Objective: Wherever the string "Permission" appears in the listing, copy that line.
--- The data ---
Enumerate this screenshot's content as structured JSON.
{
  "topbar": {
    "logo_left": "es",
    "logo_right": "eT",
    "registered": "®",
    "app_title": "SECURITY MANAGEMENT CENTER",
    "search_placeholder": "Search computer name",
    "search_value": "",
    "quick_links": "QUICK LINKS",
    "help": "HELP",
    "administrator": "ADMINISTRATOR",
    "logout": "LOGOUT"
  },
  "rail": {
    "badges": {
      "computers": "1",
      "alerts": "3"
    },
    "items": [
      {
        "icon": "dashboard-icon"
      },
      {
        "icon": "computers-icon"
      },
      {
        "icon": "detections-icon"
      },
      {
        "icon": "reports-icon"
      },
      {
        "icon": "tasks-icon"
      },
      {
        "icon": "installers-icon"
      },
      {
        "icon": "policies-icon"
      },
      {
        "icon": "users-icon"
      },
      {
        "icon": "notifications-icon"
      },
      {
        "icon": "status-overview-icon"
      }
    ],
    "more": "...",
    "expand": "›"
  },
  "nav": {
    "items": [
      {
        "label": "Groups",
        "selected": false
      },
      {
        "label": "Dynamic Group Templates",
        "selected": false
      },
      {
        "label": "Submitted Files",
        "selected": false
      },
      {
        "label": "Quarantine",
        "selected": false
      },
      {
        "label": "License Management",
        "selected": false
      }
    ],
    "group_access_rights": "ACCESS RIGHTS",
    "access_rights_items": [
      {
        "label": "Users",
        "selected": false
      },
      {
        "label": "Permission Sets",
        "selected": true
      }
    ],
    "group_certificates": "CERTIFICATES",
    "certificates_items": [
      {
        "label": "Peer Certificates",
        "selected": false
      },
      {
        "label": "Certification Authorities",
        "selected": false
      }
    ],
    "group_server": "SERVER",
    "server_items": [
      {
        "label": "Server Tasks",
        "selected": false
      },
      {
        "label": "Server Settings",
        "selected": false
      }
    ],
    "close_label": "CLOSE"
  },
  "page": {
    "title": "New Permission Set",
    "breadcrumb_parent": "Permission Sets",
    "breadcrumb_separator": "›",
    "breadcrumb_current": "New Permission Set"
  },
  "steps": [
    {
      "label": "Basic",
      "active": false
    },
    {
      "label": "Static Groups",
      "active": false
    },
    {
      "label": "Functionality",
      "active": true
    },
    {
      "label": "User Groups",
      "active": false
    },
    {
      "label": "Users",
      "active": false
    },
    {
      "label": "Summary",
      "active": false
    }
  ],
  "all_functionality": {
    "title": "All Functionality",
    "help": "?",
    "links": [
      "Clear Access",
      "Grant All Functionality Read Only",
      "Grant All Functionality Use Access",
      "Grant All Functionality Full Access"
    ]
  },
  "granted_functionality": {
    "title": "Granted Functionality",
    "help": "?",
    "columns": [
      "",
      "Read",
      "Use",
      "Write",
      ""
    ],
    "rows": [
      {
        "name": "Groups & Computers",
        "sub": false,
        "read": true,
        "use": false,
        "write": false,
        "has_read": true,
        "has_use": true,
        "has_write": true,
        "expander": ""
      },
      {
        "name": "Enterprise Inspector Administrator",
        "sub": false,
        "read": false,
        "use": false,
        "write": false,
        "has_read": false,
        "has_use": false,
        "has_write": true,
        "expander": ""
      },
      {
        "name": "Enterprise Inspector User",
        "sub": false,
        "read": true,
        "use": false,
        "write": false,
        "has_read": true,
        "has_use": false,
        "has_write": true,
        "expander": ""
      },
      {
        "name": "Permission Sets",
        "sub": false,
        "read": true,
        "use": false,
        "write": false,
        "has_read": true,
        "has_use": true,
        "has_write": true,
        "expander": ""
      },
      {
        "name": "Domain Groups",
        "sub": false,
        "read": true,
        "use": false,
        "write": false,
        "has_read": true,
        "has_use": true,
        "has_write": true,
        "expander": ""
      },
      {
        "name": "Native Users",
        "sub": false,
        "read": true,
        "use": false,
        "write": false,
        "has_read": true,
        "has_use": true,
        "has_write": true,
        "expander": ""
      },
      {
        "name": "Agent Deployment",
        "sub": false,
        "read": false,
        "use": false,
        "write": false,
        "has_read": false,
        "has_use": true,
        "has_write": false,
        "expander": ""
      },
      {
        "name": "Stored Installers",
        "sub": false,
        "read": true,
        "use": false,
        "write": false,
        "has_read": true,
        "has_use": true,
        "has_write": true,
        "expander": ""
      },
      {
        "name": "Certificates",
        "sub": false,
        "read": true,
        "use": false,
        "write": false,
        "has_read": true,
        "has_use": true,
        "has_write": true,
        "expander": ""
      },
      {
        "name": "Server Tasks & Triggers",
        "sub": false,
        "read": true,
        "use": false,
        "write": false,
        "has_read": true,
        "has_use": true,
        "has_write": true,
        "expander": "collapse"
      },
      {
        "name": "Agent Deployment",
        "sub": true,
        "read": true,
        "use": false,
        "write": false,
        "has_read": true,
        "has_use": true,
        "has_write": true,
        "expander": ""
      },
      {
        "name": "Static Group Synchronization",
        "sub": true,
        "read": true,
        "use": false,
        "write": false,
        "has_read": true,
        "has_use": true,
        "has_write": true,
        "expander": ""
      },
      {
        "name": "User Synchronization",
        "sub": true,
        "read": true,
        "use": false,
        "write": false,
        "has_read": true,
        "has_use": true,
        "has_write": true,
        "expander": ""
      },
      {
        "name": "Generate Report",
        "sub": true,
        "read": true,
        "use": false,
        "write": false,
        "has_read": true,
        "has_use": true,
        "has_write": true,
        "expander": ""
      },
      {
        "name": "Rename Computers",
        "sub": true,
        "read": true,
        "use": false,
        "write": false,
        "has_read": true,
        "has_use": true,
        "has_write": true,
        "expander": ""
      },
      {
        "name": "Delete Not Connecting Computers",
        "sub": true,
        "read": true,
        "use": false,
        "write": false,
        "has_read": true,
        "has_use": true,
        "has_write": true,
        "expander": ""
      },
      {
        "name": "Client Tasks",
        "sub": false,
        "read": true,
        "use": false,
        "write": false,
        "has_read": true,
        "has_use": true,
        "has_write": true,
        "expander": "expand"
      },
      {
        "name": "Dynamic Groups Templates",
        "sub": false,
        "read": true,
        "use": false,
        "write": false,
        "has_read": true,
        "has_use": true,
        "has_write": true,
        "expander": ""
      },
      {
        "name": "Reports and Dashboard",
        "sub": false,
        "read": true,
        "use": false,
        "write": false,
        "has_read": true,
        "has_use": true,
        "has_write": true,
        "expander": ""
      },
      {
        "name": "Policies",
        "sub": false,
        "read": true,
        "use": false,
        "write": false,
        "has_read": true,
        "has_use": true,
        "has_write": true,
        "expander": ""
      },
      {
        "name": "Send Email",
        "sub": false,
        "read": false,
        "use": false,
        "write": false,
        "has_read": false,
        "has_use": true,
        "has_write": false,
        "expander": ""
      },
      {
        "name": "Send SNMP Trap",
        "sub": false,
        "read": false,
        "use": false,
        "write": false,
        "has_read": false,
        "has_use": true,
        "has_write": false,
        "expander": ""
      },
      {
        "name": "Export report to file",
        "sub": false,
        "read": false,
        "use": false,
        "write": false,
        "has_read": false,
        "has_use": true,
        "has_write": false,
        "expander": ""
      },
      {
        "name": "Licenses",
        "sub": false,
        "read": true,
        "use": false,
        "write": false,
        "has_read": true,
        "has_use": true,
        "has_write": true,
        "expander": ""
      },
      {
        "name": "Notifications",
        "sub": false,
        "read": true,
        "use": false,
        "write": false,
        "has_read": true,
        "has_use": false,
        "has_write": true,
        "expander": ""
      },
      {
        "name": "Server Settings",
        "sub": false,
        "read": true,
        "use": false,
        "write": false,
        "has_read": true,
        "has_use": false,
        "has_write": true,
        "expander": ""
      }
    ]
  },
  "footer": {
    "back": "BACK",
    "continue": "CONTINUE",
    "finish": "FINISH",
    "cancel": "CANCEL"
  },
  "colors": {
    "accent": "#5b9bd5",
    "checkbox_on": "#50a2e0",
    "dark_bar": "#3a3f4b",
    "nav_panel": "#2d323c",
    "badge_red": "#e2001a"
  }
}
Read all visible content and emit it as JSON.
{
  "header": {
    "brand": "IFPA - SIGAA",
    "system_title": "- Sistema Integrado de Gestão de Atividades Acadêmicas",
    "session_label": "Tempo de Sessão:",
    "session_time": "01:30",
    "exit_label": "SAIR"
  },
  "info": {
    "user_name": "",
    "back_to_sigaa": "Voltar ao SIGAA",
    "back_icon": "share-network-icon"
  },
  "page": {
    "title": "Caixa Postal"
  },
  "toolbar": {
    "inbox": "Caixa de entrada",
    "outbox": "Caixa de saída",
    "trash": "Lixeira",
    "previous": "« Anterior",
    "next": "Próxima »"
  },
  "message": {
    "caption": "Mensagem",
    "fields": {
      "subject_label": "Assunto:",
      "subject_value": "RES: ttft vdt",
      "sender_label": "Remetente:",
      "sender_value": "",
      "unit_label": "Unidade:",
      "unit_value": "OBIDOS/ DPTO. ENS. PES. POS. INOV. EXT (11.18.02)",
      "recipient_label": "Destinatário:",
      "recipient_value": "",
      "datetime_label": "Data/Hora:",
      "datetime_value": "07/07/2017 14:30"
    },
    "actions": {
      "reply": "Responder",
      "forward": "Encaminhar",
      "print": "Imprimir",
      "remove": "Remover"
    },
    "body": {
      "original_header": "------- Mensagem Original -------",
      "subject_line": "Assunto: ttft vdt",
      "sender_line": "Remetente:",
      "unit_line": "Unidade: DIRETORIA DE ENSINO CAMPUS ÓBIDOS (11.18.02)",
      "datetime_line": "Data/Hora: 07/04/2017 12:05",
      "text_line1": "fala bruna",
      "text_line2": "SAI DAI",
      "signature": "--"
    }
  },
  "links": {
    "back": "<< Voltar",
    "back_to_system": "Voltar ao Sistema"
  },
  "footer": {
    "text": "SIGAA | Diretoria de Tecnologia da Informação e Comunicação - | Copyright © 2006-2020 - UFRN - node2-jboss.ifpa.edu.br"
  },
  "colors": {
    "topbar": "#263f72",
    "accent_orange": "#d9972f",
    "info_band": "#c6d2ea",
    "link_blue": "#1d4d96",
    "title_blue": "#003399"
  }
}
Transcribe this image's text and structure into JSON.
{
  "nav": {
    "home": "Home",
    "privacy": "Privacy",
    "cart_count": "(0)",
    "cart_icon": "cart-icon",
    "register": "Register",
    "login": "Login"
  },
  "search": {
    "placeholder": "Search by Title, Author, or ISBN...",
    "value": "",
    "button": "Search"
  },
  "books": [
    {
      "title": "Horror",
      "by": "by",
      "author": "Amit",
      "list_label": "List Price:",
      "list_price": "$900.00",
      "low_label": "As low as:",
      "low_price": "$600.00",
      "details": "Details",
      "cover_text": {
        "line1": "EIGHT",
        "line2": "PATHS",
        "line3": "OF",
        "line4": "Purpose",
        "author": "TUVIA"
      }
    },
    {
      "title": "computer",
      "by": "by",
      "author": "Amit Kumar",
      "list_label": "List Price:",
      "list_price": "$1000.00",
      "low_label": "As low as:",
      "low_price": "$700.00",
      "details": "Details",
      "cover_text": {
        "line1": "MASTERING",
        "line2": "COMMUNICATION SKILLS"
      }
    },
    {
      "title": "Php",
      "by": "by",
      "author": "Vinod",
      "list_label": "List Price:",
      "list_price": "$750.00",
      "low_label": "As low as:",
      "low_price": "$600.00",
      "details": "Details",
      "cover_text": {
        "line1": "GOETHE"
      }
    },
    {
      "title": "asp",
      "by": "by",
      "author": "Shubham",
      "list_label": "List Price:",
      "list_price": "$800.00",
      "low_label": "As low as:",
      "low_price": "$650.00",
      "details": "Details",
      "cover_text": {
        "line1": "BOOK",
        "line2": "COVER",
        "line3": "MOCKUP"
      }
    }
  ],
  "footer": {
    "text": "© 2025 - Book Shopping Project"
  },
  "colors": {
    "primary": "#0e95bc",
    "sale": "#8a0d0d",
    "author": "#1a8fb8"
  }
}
---
Expected answer:
        "label": "Permission Sets",
    "title": "New Permission Set",
    "breadcrumb_parent": "Permission Sets",
    "breadcrumb_current": "New Permission Set"
        "name": "Permission Sets",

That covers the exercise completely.